■ TASK
Print every line of the entries below exactly as it appears, with no changes.

Entries from a data source
◇ ◇ ◇ ◇ ◇
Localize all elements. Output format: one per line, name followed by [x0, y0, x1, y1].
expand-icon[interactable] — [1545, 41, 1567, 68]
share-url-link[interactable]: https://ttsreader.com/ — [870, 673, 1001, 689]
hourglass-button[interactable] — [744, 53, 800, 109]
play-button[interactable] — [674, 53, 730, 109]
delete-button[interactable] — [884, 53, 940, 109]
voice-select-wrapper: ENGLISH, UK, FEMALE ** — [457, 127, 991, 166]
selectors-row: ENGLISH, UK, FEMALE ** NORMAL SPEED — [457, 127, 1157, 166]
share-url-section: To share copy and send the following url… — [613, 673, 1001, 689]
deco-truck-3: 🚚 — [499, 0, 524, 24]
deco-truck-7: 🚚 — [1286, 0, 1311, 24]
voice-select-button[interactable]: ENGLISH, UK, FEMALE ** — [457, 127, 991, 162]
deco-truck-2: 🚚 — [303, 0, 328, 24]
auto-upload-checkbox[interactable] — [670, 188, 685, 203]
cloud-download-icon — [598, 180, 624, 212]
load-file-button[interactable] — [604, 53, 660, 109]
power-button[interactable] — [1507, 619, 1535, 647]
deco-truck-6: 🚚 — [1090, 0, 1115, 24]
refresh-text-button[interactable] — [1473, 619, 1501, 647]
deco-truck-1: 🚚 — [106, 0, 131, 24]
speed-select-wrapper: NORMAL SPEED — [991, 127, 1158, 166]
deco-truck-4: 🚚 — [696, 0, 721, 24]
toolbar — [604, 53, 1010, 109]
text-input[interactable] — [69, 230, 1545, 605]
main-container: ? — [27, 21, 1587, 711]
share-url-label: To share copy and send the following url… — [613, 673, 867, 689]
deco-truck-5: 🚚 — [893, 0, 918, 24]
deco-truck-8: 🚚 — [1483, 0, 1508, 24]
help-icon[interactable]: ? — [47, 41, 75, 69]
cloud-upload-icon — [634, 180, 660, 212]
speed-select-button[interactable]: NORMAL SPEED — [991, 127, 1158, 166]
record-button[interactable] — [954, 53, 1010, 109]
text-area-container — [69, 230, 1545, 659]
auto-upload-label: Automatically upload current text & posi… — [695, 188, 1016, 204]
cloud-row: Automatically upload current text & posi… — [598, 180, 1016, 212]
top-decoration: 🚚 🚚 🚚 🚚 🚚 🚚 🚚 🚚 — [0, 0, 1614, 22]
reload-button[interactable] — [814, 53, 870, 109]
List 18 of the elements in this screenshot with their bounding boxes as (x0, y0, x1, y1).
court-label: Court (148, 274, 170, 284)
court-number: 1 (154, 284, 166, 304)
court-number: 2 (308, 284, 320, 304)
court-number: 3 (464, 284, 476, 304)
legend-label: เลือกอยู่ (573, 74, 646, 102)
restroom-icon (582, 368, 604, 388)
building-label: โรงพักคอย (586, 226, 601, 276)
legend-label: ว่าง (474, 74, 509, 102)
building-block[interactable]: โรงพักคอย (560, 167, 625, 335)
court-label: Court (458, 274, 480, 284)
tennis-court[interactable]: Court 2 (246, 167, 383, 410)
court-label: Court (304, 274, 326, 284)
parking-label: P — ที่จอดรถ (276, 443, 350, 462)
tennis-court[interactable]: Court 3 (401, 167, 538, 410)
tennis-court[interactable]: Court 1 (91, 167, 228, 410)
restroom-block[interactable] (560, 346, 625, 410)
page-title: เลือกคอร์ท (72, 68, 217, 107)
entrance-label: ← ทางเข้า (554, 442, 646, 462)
◇ ◇ ◇ ◇ ◇
■ RESPONSE TO THIS EXERCISE
Localize all elements. Output format: one per line, name followed by [x0, y0, x1, y1].
expand-icon[interactable] — [1545, 41, 1567, 68]
share-url-link[interactable]: https://ttsreader.com/ — [870, 673, 1001, 689]
hourglass-button[interactable] — [744, 53, 800, 109]
play-button[interactable] — [674, 53, 730, 109]
delete-button[interactable] — [884, 53, 940, 109]
voice-select-wrapper: ENGLISH, UK, FEMALE ** — [457, 127, 991, 166]
selectors-row: ENGLISH, UK, FEMALE ** NORMAL SPEED — [457, 127, 1157, 166]
share-url-section: To share copy and send the following url… — [613, 673, 1001, 689]
deco-truck-3: 🚚 — [499, 0, 524, 24]
deco-truck-7: 🚚 — [1286, 0, 1311, 24]
voice-select-button[interactable]: ENGLISH, UK, FEMALE ** — [457, 127, 991, 162]
deco-truck-2: 🚚 — [303, 0, 328, 24]
auto-upload-checkbox[interactable] — [670, 188, 685, 203]
cloud-download-icon — [598, 180, 624, 212]
load-file-button[interactable] — [604, 53, 660, 109]
power-button[interactable] — [1507, 619, 1535, 647]
deco-truck-6: 🚚 — [1090, 0, 1115, 24]
refresh-text-button[interactable] — [1473, 619, 1501, 647]
deco-truck-1: 🚚 — [106, 0, 131, 24]
speed-select-wrapper: NORMAL SPEED — [991, 127, 1158, 166]
deco-truck-4: 🚚 — [696, 0, 721, 24]
toolbar — [604, 53, 1010, 109]
text-input[interactable] — [69, 230, 1545, 605]
main-container: ? — [27, 21, 1587, 711]
share-url-label: To share copy and send the following url… — [613, 673, 867, 689]
deco-truck-5: 🚚 — [893, 0, 918, 24]
deco-truck-8: 🚚 — [1483, 0, 1508, 24]
help-icon[interactable]: ? — [47, 41, 75, 69]
cloud-upload-icon — [634, 180, 660, 212]
speed-select-button[interactable]: NORMAL SPEED — [991, 127, 1158, 166]
record-button[interactable] — [954, 53, 1010, 109]
text-area-container — [69, 230, 1545, 659]
auto-upload-label: Automatically upload current text & posi… — [695, 188, 1016, 204]
cloud-row: Automatically upload current text & posi… — [598, 180, 1016, 212]
top-decoration: 🚚 🚚 🚚 🚚 🚚 🚚 🚚 🚚 — [0, 0, 1614, 22]
reload-button[interactable] — [814, 53, 870, 109]
List 18 of the elements in this screenshot with their bounding boxes as (x0, y0, x1, y1).
court-label: Court (148, 274, 170, 284)
court-number: 1 (154, 284, 166, 304)
court-number: 2 (308, 284, 320, 304)
court-number: 3 (464, 284, 476, 304)
legend-label: เลือกอยู่ (573, 74, 646, 102)
restroom-icon (582, 368, 604, 388)
building-label: โรงพักคอย (586, 226, 601, 276)
legend-label: ว่าง (474, 74, 509, 102)
building-block[interactable]: โรงพักคอย (560, 167, 625, 335)
court-label: Court (458, 274, 480, 284)
tennis-court[interactable]: Court 2 (246, 167, 383, 410)
court-label: Court (304, 274, 326, 284)
parking-label: P — ที่จอดรถ (276, 443, 350, 462)
tennis-court[interactable]: Court 3 (401, 167, 538, 410)
tennis-court[interactable]: Court 1 (91, 167, 228, 410)
restroom-block[interactable] (560, 346, 625, 410)
page-title: เลือกคอร์ท (72, 68, 217, 107)
entrance-label: ← ทางเข้า (554, 442, 646, 462)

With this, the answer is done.